● TASK GOAL
Review the material line by line. Identify and copy every line that contains the string "образцы".

-- START AVAILABLE DATA --

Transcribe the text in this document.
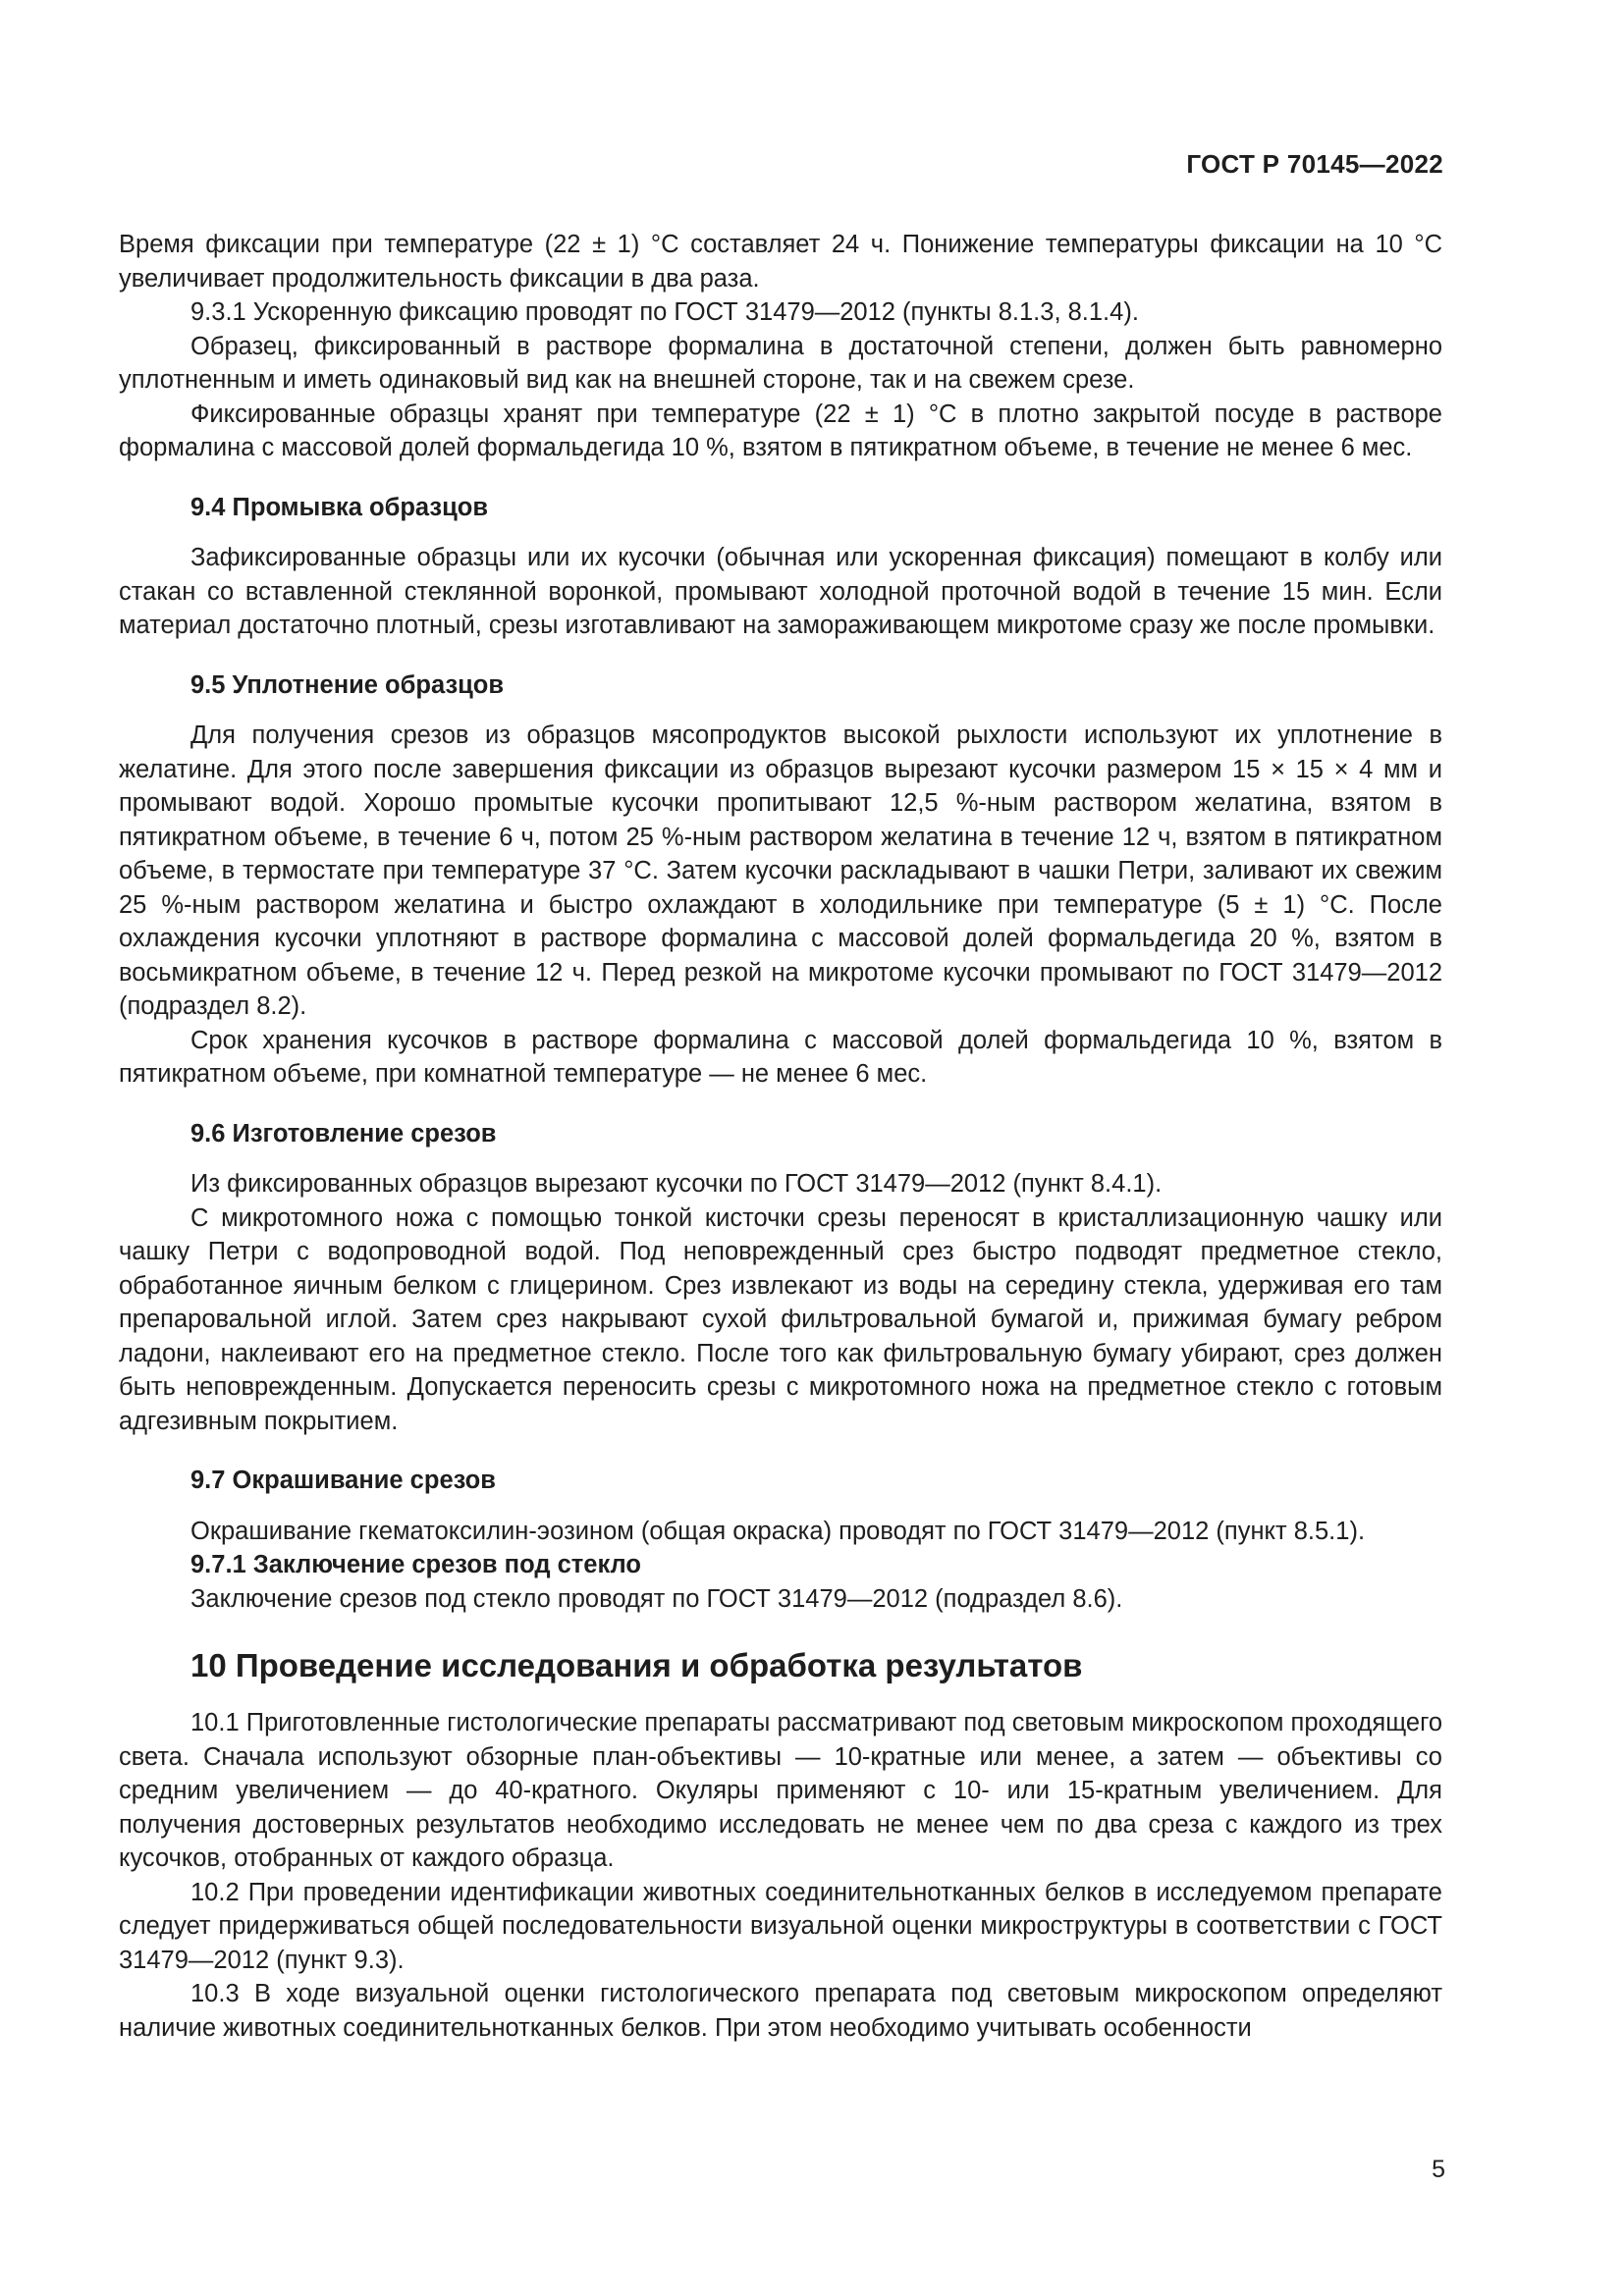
ГОСТ Р 70145—2022

Время фиксации при температуре (22 ± 1) °С составляет 24 ч. Понижение температуры фиксации на 10 °С увеличивает продолжительность фиксации в два раза.

9.3.1 Ускоренную фиксацию проводят по ГОСТ 31479—2012 (пункты 8.1.3, 8.1.4).

Образец, фиксированный в растворе формалина в достаточной степени, должен быть равномерно уплотненным и иметь одинаковый вид как на внешней стороне, так и на свежем срезе.

Фиксированные образцы хранят при температуре (22 ± 1) °С в плотно закрытой посуде в растворе формалина с массовой долей формальдегида 10 %, взятом в пятикратном объеме, в течение не менее 6 мес.

9.4 Промывка образцов

Зафиксированные образцы или их кусочки (обычная или ускоренная фиксация) помещают в колбу или стакан со вставленной стеклянной воронкой, промывают холодной проточной водой в течение 15 мин. Если материал достаточно плотный, срезы изготавливают на замораживающем микротоме сразу же после промывки.

9.5 Уплотнение образцов

Для получения срезов из образцов мясопродуктов высокой рыхлости используют их уплотнение в желатине. Для этого после завершения фиксации из образцов вырезают кусочки размером 15 × 15 × 4 мм и промывают водой. Хорошо промытые кусочки пропитывают 12,5 %-ным раствором желатина, взятом в пятикратном объеме, в течение 6 ч, потом 25 %-ным раствором желатина в течение 12 ч, взятом в пятикратном объеме, в термостате при температуре 37 °С. Затем кусочки раскладывают в чашки Петри, заливают их свежим 25 %-ным раствором желатина и быстро охлаждают в холодильнике при температуре (5 ± 1) °С. После охлаждения кусочки уплотняют в растворе формалина с массовой долей формальдегида 20 %, взятом в восьмикратном объеме, в течение 12 ч. Перед резкой на микротоме кусочки промывают по ГОСТ 31479—2012 (подраздел 8.2).

Срок хранения кусочков в растворе формалина с массовой долей формальдегида 10 %, взятом в пятикратном объеме, при комнатной температуре — не менее 6 мес.

9.6 Изготовление срезов

Из фиксированных образцов вырезают кусочки по ГОСТ 31479—2012 (пункт 8.4.1).

С микротомного ножа с помощью тонкой кисточки срезы переносят в кристаллизационную чашку или чашку Петри с водопроводной водой. Под неповрежденный срез быстро подводят предметное стекло, обработанное яичным белком с глицерином. Срез извлекают из воды на середину стекла, удерживая его там препаровальной иглой. Затем срез накрывают сухой фильтровальной бумагой и, прижимая бумагу ребром ладони, наклеивают его на предметное стекло. После того как фильтровальную бумагу убирают, срез должен быть неповрежденным. Допускается переносить срезы с микротомного ножа на предметное стекло с готовым адгезивным покрытием.

9.7 Окрашивание срезов

Окрашивание гкематоксилин-эозином (общая окраска) проводят по ГОСТ 31479—2012 (пункт 8.5.1).

9.7.1 Заключение срезов под стекло

Заключение срезов под стекло проводят по ГОСТ 31479—2012 (подраздел 8.6).

10 Проведение исследования и обработка результатов

10.1 Приготовленные гистологические препараты рассматривают под световым микроскопом проходящего света. Сначала используют обзорные план-объективы — 10-кратные или менее, а затем — объективы со средним увеличением — до 40-кратного. Окуляры применяют с 10- или 15-кратным увеличением. Для получения достоверных результатов необходимо исследовать не менее чем по два среза с каждого из трех кусочков, отобранных от каждого образца.

10.2 При проведении идентификации животных соединительнотканных белков в исследуемом препарате следует придерживаться общей последовательности визуальной оценки микроструктуры в соответствии с ГОСТ 31479—2012 (пункт 9.3).

10.3 В ходе визуальной оценки гистологического препарата под световым микроскопом определяют наличие животных соединительнотканных белков. При этом необходимо учитывать особенности

5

-- END AVAILABLE DATA --

● SOLUTION BELOW
Фиксированные образцы хранят при температуре (22 ± 1) °С в плотно закрытой посуде в растворе формалина с массовой долей формальдегида 10 %, взятом в пятикратном объеме, в течение не менее 6 мес.
Зафиксированные образцы или их кусочки (обычная или ускоренная фиксация) помещают в колбу или стакан со вставленной стеклянной воронкой, промывают холодной проточной водой в течение 15 мин. Если материал достаточно плотный, срезы изготавливают на замораживающем микротоме сразу же после промывки.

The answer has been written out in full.